_SHORT EXERCISE_
Copy every record exactly, and keep the pictures out.

_DATASET ENTRIES_
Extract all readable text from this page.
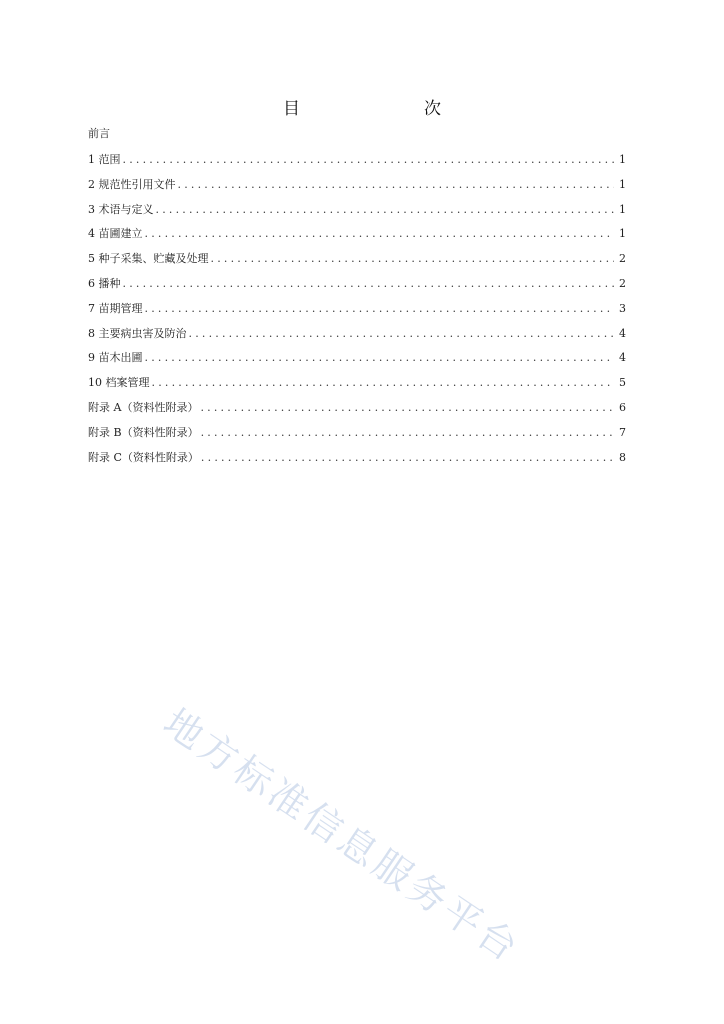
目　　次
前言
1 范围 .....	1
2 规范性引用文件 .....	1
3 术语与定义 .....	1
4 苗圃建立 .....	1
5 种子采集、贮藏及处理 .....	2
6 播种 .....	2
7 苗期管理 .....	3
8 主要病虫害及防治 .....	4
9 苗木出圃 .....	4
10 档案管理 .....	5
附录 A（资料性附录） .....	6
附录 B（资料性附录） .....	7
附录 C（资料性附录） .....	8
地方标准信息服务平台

_FINISHED TASK_
Extract all readable text from this page.
目　　次
前言
1 范围 .....	1
2 规范性引用文件 .....	1
3 术语与定义 .....	1
4 苗圃建立 .....	1
5 种子采集、贮藏及处理 .....	2
6 播种 .....	2
7 苗期管理 .....	3
8 主要病虫害及防治 .....	4
9 苗木出圃 .....	4
10 档案管理 .....	5
附录 A（资料性附录） .....	6
附录 B（资料性附录） .....	7
附录 C（资料性附录） .....	8
地方标准信息服务平台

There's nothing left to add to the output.